>> BEGIN Exercise input
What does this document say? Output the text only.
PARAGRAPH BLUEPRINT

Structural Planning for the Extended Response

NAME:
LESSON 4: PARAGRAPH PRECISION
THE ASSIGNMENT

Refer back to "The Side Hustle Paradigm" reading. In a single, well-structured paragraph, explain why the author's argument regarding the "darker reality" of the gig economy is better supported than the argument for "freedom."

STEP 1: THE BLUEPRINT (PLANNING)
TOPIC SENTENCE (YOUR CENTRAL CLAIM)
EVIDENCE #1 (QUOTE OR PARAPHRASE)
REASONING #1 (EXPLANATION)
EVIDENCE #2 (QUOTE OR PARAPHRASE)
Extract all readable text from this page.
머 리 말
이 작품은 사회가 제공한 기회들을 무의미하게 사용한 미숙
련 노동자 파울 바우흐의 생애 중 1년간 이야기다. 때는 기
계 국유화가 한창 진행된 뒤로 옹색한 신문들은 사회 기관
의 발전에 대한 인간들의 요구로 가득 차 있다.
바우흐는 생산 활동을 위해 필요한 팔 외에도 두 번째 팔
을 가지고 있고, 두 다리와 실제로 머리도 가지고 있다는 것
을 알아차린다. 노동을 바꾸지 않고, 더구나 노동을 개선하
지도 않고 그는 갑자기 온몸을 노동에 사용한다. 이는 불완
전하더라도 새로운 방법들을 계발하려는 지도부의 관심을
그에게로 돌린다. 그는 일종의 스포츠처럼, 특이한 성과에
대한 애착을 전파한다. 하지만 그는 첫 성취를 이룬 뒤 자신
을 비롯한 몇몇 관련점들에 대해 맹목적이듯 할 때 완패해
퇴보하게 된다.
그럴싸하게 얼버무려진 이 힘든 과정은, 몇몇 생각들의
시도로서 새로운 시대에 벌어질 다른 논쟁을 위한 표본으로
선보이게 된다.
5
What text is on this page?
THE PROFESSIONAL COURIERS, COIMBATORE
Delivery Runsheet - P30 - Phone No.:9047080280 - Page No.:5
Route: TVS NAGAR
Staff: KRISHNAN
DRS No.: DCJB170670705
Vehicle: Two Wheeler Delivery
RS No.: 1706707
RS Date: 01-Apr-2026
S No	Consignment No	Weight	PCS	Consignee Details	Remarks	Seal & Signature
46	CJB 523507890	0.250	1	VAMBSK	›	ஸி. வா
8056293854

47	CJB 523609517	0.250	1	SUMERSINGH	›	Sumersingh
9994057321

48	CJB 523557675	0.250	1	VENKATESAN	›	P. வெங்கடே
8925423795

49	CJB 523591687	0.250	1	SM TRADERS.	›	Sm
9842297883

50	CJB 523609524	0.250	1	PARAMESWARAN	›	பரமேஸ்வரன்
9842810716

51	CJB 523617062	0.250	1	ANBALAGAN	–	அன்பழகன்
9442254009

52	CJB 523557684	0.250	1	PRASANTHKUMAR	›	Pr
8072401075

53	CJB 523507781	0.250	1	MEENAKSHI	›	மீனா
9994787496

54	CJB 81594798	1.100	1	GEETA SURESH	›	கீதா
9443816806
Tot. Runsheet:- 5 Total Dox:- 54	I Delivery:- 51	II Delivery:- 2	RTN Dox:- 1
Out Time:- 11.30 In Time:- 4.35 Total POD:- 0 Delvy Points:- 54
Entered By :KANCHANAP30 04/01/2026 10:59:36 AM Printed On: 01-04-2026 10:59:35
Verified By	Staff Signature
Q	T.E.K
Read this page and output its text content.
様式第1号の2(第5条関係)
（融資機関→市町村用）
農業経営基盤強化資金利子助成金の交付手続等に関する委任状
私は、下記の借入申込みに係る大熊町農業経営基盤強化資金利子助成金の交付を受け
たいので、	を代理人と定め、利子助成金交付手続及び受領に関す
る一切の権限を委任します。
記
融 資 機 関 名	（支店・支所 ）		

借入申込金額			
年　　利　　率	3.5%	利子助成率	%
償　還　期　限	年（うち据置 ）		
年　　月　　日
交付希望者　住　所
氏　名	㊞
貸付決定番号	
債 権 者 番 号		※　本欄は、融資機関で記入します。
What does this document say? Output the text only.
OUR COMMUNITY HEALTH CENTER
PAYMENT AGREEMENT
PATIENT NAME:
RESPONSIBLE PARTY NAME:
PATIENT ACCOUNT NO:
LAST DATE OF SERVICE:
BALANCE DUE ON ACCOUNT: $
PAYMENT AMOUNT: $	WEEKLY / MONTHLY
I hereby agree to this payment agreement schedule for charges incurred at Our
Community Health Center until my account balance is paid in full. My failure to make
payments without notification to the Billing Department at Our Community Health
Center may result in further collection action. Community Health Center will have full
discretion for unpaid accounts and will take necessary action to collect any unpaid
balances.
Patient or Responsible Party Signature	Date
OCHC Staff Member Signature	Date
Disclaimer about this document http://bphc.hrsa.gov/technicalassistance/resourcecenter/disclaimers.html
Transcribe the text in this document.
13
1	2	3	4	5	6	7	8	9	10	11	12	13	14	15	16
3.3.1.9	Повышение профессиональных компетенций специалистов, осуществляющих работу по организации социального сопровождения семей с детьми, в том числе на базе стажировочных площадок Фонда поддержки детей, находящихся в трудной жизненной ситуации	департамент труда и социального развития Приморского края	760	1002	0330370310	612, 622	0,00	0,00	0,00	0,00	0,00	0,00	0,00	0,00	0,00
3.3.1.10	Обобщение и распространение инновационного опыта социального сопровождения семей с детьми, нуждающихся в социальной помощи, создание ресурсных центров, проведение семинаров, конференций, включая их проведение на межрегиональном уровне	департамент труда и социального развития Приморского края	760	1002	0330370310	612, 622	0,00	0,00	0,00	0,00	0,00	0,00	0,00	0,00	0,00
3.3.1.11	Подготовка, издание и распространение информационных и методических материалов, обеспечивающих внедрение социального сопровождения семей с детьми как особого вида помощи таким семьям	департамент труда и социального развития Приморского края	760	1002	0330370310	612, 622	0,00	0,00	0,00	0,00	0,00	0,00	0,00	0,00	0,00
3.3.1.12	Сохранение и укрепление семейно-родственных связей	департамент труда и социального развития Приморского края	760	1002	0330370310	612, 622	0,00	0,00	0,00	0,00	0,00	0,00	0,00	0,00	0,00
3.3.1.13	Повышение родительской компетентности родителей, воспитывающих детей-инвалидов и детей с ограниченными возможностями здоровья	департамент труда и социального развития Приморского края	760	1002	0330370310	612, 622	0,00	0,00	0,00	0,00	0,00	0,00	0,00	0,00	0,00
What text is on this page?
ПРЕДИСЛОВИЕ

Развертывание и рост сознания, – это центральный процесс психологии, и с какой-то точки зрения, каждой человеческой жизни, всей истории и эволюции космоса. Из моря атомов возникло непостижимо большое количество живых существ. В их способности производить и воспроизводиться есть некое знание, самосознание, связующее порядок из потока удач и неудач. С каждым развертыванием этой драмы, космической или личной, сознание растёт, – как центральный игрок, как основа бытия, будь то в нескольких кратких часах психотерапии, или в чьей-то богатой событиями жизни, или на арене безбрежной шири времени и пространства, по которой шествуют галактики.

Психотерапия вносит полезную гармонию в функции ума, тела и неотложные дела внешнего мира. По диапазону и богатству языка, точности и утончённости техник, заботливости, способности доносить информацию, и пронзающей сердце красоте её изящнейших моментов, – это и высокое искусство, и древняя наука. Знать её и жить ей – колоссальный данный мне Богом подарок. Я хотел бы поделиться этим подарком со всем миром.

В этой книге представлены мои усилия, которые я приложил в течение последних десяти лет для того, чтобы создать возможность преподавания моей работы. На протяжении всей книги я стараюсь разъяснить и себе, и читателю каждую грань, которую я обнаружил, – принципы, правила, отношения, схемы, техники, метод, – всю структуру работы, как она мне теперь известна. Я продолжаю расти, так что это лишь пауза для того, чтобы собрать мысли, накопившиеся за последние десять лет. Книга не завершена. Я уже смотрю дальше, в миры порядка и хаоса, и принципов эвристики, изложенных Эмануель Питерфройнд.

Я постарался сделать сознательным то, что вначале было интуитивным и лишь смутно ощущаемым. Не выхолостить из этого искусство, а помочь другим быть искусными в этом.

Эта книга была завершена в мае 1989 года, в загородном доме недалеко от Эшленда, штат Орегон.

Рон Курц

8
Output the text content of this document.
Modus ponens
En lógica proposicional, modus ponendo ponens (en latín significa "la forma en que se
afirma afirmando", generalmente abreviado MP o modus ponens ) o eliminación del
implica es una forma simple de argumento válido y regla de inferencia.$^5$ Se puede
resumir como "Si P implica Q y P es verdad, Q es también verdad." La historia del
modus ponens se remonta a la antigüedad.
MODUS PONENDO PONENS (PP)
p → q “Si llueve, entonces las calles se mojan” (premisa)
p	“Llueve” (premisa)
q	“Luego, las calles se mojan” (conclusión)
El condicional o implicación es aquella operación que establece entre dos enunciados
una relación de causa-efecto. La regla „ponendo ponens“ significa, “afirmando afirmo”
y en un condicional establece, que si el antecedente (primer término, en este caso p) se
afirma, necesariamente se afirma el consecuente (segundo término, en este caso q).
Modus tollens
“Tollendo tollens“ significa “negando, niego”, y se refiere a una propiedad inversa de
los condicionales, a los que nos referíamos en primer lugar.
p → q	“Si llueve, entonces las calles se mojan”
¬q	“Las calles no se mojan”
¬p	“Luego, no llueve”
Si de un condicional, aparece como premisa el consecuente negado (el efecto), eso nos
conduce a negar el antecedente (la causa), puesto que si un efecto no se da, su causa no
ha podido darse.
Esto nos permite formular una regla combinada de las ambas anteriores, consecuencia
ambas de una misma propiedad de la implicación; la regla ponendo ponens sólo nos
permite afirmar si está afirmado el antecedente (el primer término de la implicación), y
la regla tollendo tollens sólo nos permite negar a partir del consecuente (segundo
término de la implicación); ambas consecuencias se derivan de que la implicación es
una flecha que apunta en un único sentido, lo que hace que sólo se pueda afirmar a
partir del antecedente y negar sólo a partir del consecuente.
>> END Exercise input
▸ Exercise aim
Pull out all lines of the data with the string "premisa".

▸ Exercise solution
p → q “Si llueve, entonces las calles se mojan” (premisa)
p	“Llueve” (premisa)
Si de un condicional, aparece como premisa el consecuente negado (el efecto), eso nos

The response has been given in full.